**Exercise instructions**
An identical transcription of the records is required.

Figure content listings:
>>>

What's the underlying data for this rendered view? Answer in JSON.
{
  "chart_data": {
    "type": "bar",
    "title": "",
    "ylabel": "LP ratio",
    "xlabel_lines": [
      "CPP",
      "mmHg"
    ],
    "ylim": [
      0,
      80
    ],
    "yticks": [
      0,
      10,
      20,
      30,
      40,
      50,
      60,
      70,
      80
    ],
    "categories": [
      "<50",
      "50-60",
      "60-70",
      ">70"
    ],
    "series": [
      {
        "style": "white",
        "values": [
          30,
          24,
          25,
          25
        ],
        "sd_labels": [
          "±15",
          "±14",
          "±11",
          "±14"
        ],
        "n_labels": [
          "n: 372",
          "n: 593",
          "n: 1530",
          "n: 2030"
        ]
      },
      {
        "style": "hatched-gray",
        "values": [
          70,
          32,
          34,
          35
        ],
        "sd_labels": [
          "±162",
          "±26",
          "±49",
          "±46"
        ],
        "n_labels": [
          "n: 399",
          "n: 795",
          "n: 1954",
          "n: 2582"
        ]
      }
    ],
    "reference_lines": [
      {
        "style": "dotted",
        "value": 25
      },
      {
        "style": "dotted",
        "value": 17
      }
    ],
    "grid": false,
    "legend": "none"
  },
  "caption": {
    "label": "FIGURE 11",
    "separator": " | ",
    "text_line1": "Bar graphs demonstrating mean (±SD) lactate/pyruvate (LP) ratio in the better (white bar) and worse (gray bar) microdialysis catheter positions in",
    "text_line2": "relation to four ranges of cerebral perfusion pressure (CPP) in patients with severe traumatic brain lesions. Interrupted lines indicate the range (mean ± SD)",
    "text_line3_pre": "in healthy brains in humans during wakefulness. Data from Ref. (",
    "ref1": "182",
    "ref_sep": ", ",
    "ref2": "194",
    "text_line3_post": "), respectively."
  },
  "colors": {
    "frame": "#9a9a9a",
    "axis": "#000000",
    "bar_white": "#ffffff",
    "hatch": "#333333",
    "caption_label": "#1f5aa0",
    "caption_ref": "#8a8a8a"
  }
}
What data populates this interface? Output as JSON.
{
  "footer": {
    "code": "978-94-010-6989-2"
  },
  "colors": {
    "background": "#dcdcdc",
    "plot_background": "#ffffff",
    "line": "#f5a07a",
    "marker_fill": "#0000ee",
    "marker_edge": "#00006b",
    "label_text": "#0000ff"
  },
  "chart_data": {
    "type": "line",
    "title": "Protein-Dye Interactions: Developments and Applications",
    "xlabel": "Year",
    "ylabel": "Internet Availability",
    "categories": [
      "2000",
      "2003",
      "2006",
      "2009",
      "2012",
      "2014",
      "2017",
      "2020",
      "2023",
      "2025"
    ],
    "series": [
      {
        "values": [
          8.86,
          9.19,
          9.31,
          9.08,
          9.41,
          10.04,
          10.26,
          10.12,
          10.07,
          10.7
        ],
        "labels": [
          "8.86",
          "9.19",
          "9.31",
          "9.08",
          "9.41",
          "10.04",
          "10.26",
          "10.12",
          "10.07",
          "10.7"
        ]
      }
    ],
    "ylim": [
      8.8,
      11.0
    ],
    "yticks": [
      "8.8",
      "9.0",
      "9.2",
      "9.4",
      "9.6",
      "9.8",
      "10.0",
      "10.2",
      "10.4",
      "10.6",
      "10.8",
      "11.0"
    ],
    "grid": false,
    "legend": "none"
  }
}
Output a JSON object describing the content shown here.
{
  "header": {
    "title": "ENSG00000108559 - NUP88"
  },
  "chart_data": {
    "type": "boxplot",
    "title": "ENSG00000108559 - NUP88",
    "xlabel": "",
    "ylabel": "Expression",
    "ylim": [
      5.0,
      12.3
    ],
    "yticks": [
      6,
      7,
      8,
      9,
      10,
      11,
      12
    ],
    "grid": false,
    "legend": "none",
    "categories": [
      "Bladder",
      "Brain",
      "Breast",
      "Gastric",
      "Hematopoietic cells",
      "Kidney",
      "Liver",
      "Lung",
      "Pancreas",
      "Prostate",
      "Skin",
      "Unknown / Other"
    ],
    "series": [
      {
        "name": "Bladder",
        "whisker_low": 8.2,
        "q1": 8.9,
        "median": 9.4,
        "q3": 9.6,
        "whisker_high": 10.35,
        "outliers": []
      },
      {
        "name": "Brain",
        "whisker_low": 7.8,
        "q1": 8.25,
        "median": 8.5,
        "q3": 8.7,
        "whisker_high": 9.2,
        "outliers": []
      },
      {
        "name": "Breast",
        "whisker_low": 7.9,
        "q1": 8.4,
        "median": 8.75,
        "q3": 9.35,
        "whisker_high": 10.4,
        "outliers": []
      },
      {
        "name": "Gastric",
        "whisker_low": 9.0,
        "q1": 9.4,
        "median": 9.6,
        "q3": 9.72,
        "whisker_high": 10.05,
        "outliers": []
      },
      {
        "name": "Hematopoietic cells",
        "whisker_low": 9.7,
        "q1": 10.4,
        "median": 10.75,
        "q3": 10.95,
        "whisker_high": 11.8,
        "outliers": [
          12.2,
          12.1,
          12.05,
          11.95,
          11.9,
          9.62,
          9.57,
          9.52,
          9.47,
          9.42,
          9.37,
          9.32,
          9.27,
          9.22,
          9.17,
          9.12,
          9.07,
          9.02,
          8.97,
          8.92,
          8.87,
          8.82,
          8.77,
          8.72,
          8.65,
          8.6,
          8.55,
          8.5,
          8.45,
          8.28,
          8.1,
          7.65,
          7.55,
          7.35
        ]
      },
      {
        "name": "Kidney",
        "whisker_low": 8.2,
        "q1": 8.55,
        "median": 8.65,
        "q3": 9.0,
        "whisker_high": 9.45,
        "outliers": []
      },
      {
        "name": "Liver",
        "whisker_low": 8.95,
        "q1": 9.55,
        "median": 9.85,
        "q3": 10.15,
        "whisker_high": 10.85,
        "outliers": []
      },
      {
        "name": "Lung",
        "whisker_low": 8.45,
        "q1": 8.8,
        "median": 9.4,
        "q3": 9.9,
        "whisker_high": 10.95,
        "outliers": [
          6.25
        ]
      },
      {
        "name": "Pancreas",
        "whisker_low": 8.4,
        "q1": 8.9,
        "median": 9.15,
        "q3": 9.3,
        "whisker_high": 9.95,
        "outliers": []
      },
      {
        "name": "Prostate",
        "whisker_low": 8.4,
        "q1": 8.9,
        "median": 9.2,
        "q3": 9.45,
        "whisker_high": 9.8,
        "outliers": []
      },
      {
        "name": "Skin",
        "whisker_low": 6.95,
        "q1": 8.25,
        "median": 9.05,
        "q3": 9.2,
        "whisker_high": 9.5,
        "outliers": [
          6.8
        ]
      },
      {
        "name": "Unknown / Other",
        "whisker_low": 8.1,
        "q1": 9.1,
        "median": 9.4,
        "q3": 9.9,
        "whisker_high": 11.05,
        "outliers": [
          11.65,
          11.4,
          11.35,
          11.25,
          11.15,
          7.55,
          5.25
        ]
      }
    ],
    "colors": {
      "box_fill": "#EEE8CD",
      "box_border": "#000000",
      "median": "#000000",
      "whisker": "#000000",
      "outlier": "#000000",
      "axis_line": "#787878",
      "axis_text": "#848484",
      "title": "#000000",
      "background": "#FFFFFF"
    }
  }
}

<<<

**Task answer**
What's the underlying data for this rendered view? Answer in JSON.
{
  "chart_data": {
    "type": "bar",
    "title": "",
    "ylabel": "LP ratio",
    "xlabel_lines": [
      "CPP",
      "mmHg"
    ],
    "ylim": [
      0,
      80
    ],
    "yticks": [
      0,
      10,
      20,
      30,
      40,
      50,
      60,
      70,
      80
    ],
    "categories": [
      "<50",
      "50-60",
      "60-70",
      ">70"
    ],
    "series": [
      {
        "style": "white",
        "values": [
          30,
          24,
          25,
          25
        ],
        "sd_labels": [
          "±15",
          "±14",
          "±11",
          "±14"
        ],
        "n_labels": [
          "n: 372",
          "n: 593",
          "n: 1530",
          "n: 2030"
        ]
      },
      {
        "style": "hatched-gray",
        "values": [
          70,
          32,
          34,
          35
        ],
        "sd_labels": [
          "±162",
          "±26",
          "±49",
          "±46"
        ],
        "n_labels": [
          "n: 399",
          "n: 795",
          "n: 1954",
          "n: 2582"
        ]
      }
    ],
    "reference_lines": [
      {
        "style": "dotted",
        "value": 25
      },
      {
        "style": "dotted",
        "value": 17
      }
    ],
    "grid": false,
    "legend": "none"
  },
  "caption": {
    "label": "FIGURE 11",
    "separator": " | ",
    "text_line1": "Bar graphs demonstrating mean (±SD) lactate/pyruvate (LP) ratio in the better (white bar) and worse (gray bar) microdialysis catheter positions in",
    "text_line2": "relation to four ranges of cerebral perfusion pressure (CPP) in patients with severe traumatic brain lesions. Interrupted lines indicate the range (mean ± SD)",
    "text_line3_pre": "in healthy brains in humans during wakefulness. Data from Ref. (",
    "ref1": "182",
    "ref_sep": ", ",
    "ref2": "194",
    "text_line3_post": "), respectively."
  },
  "colors": {
    "frame": "#9a9a9a",
    "axis": "#000000",
    "bar_white": "#ffffff",
    "hatch": "#333333",
    "caption_label": "#1f5aa0",
    "caption_ref": "#8a8a8a"
  }
}
What data populates this interface? Output as JSON.
{
  "footer": {
    "code": "978-94-010-6989-2"
  },
  "colors": {
    "background": "#dcdcdc",
    "plot_background": "#ffffff",
    "line": "#f5a07a",
    "marker_fill": "#0000ee",
    "marker_edge": "#00006b",
    "label_text": "#0000ff"
  },
  "chart_data": {
    "type": "line",
    "title": "Protein-Dye Interactions: Developments and Applications",
    "xlabel": "Year",
    "ylabel": "Internet Availability",
    "categories": [
      "2000",
      "2003",
      "2006",
      "2009",
      "2012",
      "2014",
      "2017",
      "2020",
      "2023",
      "2025"
    ],
    "series": [
      {
        "values": [
          8.86,
          9.19,
          9.31,
          9.08,
          9.41,
          10.04,
          10.26,
          10.12,
          10.07,
          10.7
        ],
        "labels": [
          "8.86",
          "9.19",
          "9.31",
          "9.08",
          "9.41",
          "10.04",
          "10.26",
          "10.12",
          "10.07",
          "10.7"
        ]
      }
    ],
    "ylim": [
      8.8,
      11.0
    ],
    "yticks": [
      "8.8",
      "9.0",
      "9.2",
      "9.4",
      "9.6",
      "9.8",
      "10.0",
      "10.2",
      "10.4",
      "10.6",
      "10.8",
      "11.0"
    ],
    "grid": false,
    "legend": "none"
  }
}
Output a JSON object describing the content shown here.
{
  "header": {
    "title": "ENSG00000108559 - NUP88"
  },
  "chart_data": {
    "type": "boxplot",
    "title": "ENSG00000108559 - NUP88",
    "xlabel": "",
    "ylabel": "Expression",
    "ylim": [
      5.0,
      12.3
    ],
    "yticks": [
      6,
      7,
      8,
      9,
      10,
      11,
      12
    ],
    "grid": false,
    "legend": "none",
    "categories": [
      "Bladder",
      "Brain",
      "Breast",
      "Gastric",
      "Hematopoietic cells",
      "Kidney",
      "Liver",
      "Lung",
      "Pancreas",
      "Prostate",
      "Skin",
      "Unknown / Other"
    ],
    "series": [
      {
        "name": "Bladder",
        "whisker_low": 8.2,
        "q1": 8.9,
        "median": 9.4,
        "q3": 9.6,
        "whisker_high": 10.35,
        "outliers": []
      },
      {
        "name": "Brain",
        "whisker_low": 7.8,
        "q1": 8.25,
        "median": 8.5,
        "q3": 8.7,
        "whisker_high": 9.2,
        "outliers": []
      },
      {
        "name": "Breast",
        "whisker_low": 7.9,
        "q1": 8.4,
        "median": 8.75,
        "q3": 9.35,
        "whisker_high": 10.4,
        "outliers": []
      },
      {
        "name": "Gastric",
        "whisker_low": 9.0,
        "q1": 9.4,
        "median": 9.6,
        "q3": 9.72,
        "whisker_high": 10.05,
        "outliers": []
      },
      {
        "name": "Hematopoietic cells",
        "whisker_low": 9.7,
        "q1": 10.4,
        "median": 10.75,
        "q3": 10.95,
        "whisker_high": 11.8,
        "outliers": [
          12.2,
          12.1,
          12.05,
          11.95,
          11.9,
          9.62,
          9.57,
          9.52,
          9.47,
          9.42,
          9.37,
          9.32,
          9.27,
          9.22,
          9.17,
          9.12,
          9.07,
          9.02,
          8.97,
          8.92,
          8.87,
          8.82,
          8.77,
          8.72,
          8.65,
          8.6,
          8.55,
          8.5,
          8.45,
          8.28,
          8.1,
          7.65,
          7.55,
          7.35
        ]
      },
      {
        "name": "Kidney",
        "whisker_low": 8.2,
        "q1": 8.55,
        "median": 8.65,
        "q3": 9.0,
        "whisker_high": 9.45,
        "outliers": []
      },
      {
        "name": "Liver",
        "whisker_low": 8.95,
        "q1": 9.55,
        "median": 9.85,
        "q3": 10.15,
        "whisker_high": 10.85,
        "outliers": []
      },
      {
        "name": "Lung",
        "whisker_low": 8.45,
        "q1": 8.8,
        "median": 9.4,
        "q3": 9.9,
        "whisker_high": 10.95,
        "outliers": [
          6.25
        ]
      },
      {
        "name": "Pancreas",
        "whisker_low": 8.4,
        "q1": 8.9,
        "median": 9.15,
        "q3": 9.3,
        "whisker_high": 9.95,
        "outliers": []
      },
      {
        "name": "Prostate",
        "whisker_low": 8.4,
        "q1": 8.9,
        "median": 9.2,
        "q3": 9.45,
        "whisker_high": 9.8,
        "outliers": []
      },
      {
        "name": "Skin",
        "whisker_low": 6.95,
        "q1": 8.25,
        "median": 9.05,
        "q3": 9.2,
        "whisker_high": 9.5,
        "outliers": [
          6.8
        ]
      },
      {
        "name": "Unknown / Other",
        "whisker_low": 8.1,
        "q1": 9.1,
        "median": 9.4,
        "q3": 9.9,
        "whisker_high": 11.05,
        "outliers": [
          11.65,
          11.4,
          11.35,
          11.25,
          11.15,
          7.55,
          5.25
        ]
      }
    ],
    "colors": {
      "box_fill": "#EEE8CD",
      "box_border": "#000000",
      "median": "#000000",
      "whisker": "#000000",
      "outlier": "#000000",
      "axis_line": "#787878",
      "axis_text": "#848484",
      "title": "#000000",
      "background": "#FFFFFF"
    }
  }
}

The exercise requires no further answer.